*WHAT NEEDS TO BE DONE*
Transcribe all of the records word for word, but omit the pictures.

*WORKING DATA*
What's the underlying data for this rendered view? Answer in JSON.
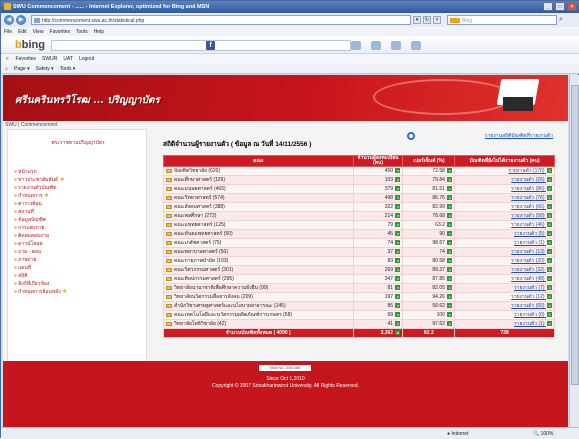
{
  "window": {
    "title": "SWU Commencement - ...... - Internet Explorer, optimized for Bing and MSN",
    "controls": [
      "_",
      "□",
      "×"
    ]
  },
  "address": {
    "url": "http://commencement.swu.ac.th/statistical.php",
    "search_engine": "Bing"
  },
  "menubar": [
    "File",
    "Edit",
    "View",
    "Favorites",
    "Tools",
    "Help"
  ],
  "bingbar": {
    "logo_b": "b",
    "logo_rest": "bing"
  },
  "favorites": [
    "Favorites",
    "SWUR",
    "UAT",
    "Logout"
  ],
  "commandbar": [
    "Page ▾",
    "Safety ▾",
    "Tools ▾"
  ],
  "banner": {
    "title": "ศรีนครินทรวิโรฒ ... ปริญญาบัตร"
  },
  "breadcrumb": "SWU | Commencement",
  "sidebar": {
    "heading": "พระราชทานปริญญาบัตร",
    "items": [
      "หน้าแรก",
      "ข่าวประชาสัมพันธ์",
      "รายงานตัวบัณฑิต",
      "กำหนดการ",
      "ตารางซ้อม",
      "สถานที่",
      "ข้อมูลบัณฑิต",
      "การแต่งกาย",
      "ติดต่อสอบถาม",
      "ดาวน์โหลด",
      "ถาม - ตอบ",
      "ภาพถ่าย",
      "แผนที่",
      "สถิติ",
      "ลิงก์ที่เกี่ยวข้อง",
      "กำหนดการย้อนหลัง"
    ]
  },
  "main": {
    "title": "สถิติจำนวนผู้รายงานตัว ( ข้อมูล ณ วันที่ 14/11/2556 )",
    "report_link": "รายงานสถิติบัณฑิตที่รายงานตัว"
  },
  "table": {
    "headers": [
      "คณะ",
      "จำนวนผู้ลงทะเบียน (คน)",
      "เปอร์เซ็นต์ (%)",
      "บัณฑิตที่ยังไม่ได้รายงานตัว (คน)"
    ],
    "rows": [
      {
        "name": "บัณฑิตวิทยาลัย (620)",
        "count": "450",
        "pct": "72.58",
        "missing": "รายงานตัว (170)"
      },
      {
        "name": "คณะศึกษาศาสตร์ (129)",
        "count": "103",
        "pct": "79.84",
        "missing": "รายงานตัว (26)"
      },
      {
        "name": "คณะมนุษยศาสตร์ (465)",
        "count": "379",
        "pct": "81.51",
        "missing": "รายงานตัว (86)"
      },
      {
        "name": "คณะวิทยาศาสตร์ (574)",
        "count": "498",
        "pct": "86.76",
        "missing": "รายงานตัว (76)"
      },
      {
        "name": "คณะสังคมศาสตร์ (388)",
        "count": "322",
        "pct": "82.99",
        "missing": "รายงานตัว (66)"
      },
      {
        "name": "คณะพลศึกษา (272)",
        "count": "214",
        "pct": "78.68",
        "missing": "รายงานตัว (58)"
      },
      {
        "name": "คณะแพทยศาสตร์ (125)",
        "count": "79",
        "pct": "63.2",
        "missing": "รายงานตัว (46)"
      },
      {
        "name": "คณะทันตแพทยศาสตร์ (50)",
        "count": "45",
        "pct": "90",
        "missing": "รายงานตัว (5)"
      },
      {
        "name": "คณะเภสัชศาสตร์ (75)",
        "count": "74",
        "pct": "98.67",
        "missing": "รายงานตัว (1)"
      },
      {
        "name": "คณะพยาบาลศาสตร์ (50)",
        "count": "37",
        "pct": "74",
        "missing": "รายงานตัว (13)"
      },
      {
        "name": "คณะกายภาพบำบัด (103)",
        "count": "83",
        "pct": "80.58",
        "missing": "รายงานตัว (20)"
      },
      {
        "name": "คณะวิศวกรรมศาสตร์ (301)",
        "count": "269",
        "pct": "89.37",
        "missing": "รายงานตัว (32)"
      },
      {
        "name": "คณะศิลปกรรมศาสตร์ (395)",
        "count": "347",
        "pct": "87.85",
        "missing": "รายงานตัว (48)"
      },
      {
        "name": "วิทยาลัยนานาชาติเพื่อศึกษาความยั่งยืน (99)",
        "count": "81",
        "pct": "82.05",
        "missing": "รายงานตัว (7)"
      },
      {
        "name": "วิทยาลัยนวัตกรรมสื่อสารสังคม (209)",
        "count": "197",
        "pct": "94.26",
        "missing": "รายงานตัว (12)"
      },
      {
        "name": "สำนักวิชาเศรษฐศาสตร์และนโยบายสาธารณะ (145)",
        "count": "85",
        "pct": "58.62",
        "missing": "รายงานตัว (60)"
      },
      {
        "name": "คณะเทคโนโลยีและนวัตกรรมผลิตภัณฑ์การเกษตร (58)",
        "count": "58",
        "pct": "100",
        "missing": "รายงานตัว (0)"
      },
      {
        "name": "วิทยาลัยโพธิวิชาลัย (42)",
        "count": "41",
        "pct": "97.62",
        "missing": "รายงานตัว (1)"
      }
    ],
    "total": {
      "label": "จำนวนบัณฑิตทั้งหมด ( 4090 )",
      "count": "3,362",
      "pct": "82.2",
      "missing": "728"
    }
  },
  "footer": {
    "counter": "Visit No. 245,486",
    "line1": "Since Oct 1,2010",
    "line2": "Copyright © 2007 Srinakharinwirot University. All Rights Reserved."
  },
  "status": {
    "zone": "Internet",
    "zoom": "100%"
  }
}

*FULL ANSWER*
What's the underlying data for this rendered view? Answer in JSON.
{
  "window": {
    "title": "SWU Commencement - ...... - Internet Explorer, optimized for Bing and MSN",
    "controls": [
      "_",
      "□",
      "×"
    ]
  },
  "address": {
    "url": "http://commencement.swu.ac.th/statistical.php",
    "search_engine": "Bing"
  },
  "menubar": [
    "File",
    "Edit",
    "View",
    "Favorites",
    "Tools",
    "Help"
  ],
  "bingbar": {
    "logo_b": "b",
    "logo_rest": "bing"
  },
  "favorites": [
    "Favorites",
    "SWUR",
    "UAT",
    "Logout"
  ],
  "commandbar": [
    "Page ▾",
    "Safety ▾",
    "Tools ▾"
  ],
  "banner": {
    "title": "ศรีนครินทรวิโรฒ ... ปริญญาบัตร"
  },
  "breadcrumb": "SWU | Commencement",
  "sidebar": {
    "heading": "พระราชทานปริญญาบัตร",
    "items": [
      "หน้าแรก",
      "ข่าวประชาสัมพันธ์",
      "รายงานตัวบัณฑิต",
      "กำหนดการ",
      "ตารางซ้อม",
      "สถานที่",
      "ข้อมูลบัณฑิต",
      "การแต่งกาย",
      "ติดต่อสอบถาม",
      "ดาวน์โหลด",
      "ถาม - ตอบ",
      "ภาพถ่าย",
      "แผนที่",
      "สถิติ",
      "ลิงก์ที่เกี่ยวข้อง",
      "กำหนดการย้อนหลัง"
    ]
  },
  "main": {
    "title": "สถิติจำนวนผู้รายงานตัว ( ข้อมูล ณ วันที่ 14/11/2556 )",
    "report_link": "รายงานสถิติบัณฑิตที่รายงานตัว"
  },
  "table": {
    "headers": [
      "คณะ",
      "จำนวนผู้ลงทะเบียน (คน)",
      "เปอร์เซ็นต์ (%)",
      "บัณฑิตที่ยังไม่ได้รายงานตัว (คน)"
    ],
    "rows": [
      {
        "name": "บัณฑิตวิทยาลัย (620)",
        "count": "450",
        "pct": "72.58",
        "missing": "รายงานตัว (170)"
      },
      {
        "name": "คณะศึกษาศาสตร์ (129)",
        "count": "103",
        "pct": "79.84",
        "missing": "รายงานตัว (26)"
      },
      {
        "name": "คณะมนุษยศาสตร์ (465)",
        "count": "379",
        "pct": "81.51",
        "missing": "รายงานตัว (86)"
      },
      {
        "name": "คณะวิทยาศาสตร์ (574)",
        "count": "498",
        "pct": "86.76",
        "missing": "รายงานตัว (76)"
      },
      {
        "name": "คณะสังคมศาสตร์ (388)",
        "count": "322",
        "pct": "82.99",
        "missing": "รายงานตัว (66)"
      },
      {
        "name": "คณะพลศึกษา (272)",
        "count": "214",
        "pct": "78.68",
        "missing": "รายงานตัว (58)"
      },
      {
        "name": "คณะแพทยศาสตร์ (125)",
        "count": "79",
        "pct": "63.2",
        "missing": "รายงานตัว (46)"
      },
      {
        "name": "คณะทันตแพทยศาสตร์ (50)",
        "count": "45",
        "pct": "90",
        "missing": "รายงานตัว (5)"
      },
      {
        "name": "คณะเภสัชศาสตร์ (75)",
        "count": "74",
        "pct": "98.67",
        "missing": "รายงานตัว (1)"
      },
      {
        "name": "คณะพยาบาลศาสตร์ (50)",
        "count": "37",
        "pct": "74",
        "missing": "รายงานตัว (13)"
      },
      {
        "name": "คณะกายภาพบำบัด (103)",
        "count": "83",
        "pct": "80.58",
        "missing": "รายงานตัว (20)"
      },
      {
        "name": "คณะวิศวกรรมศาสตร์ (301)",
        "count": "269",
        "pct": "89.37",
        "missing": "รายงานตัว (32)"
      },
      {
        "name": "คณะศิลปกรรมศาสตร์ (395)",
        "count": "347",
        "pct": "87.85",
        "missing": "รายงานตัว (48)"
      },
      {
        "name": "วิทยาลัยนานาชาติเพื่อศึกษาความยั่งยืน (99)",
        "count": "81",
        "pct": "82.05",
        "missing": "รายงานตัว (7)"
      },
      {
        "name": "วิทยาลัยนวัตกรรมสื่อสารสังคม (209)",
        "count": "197",
        "pct": "94.26",
        "missing": "รายงานตัว (12)"
      },
      {
        "name": "สำนักวิชาเศรษฐศาสตร์และนโยบายสาธารณะ (145)",
        "count": "85",
        "pct": "58.62",
        "missing": "รายงานตัว (60)"
      },
      {
        "name": "คณะเทคโนโลยีและนวัตกรรมผลิตภัณฑ์การเกษตร (58)",
        "count": "58",
        "pct": "100",
        "missing": "รายงานตัว (0)"
      },
      {
        "name": "วิทยาลัยโพธิวิชาลัย (42)",
        "count": "41",
        "pct": "97.62",
        "missing": "รายงานตัว (1)"
      }
    ],
    "total": {
      "label": "จำนวนบัณฑิตทั้งหมด ( 4090 )",
      "count": "3,362",
      "pct": "82.2",
      "missing": "728"
    }
  },
  "footer": {
    "counter": "Visit No. 245,486",
    "line1": "Since Oct 1,2010",
    "line2": "Copyright © 2007 Srinakharinwirot University. All Rights Reserved."
  },
  "status": {
    "zone": "Internet",
    "zoom": "100%"
  }
}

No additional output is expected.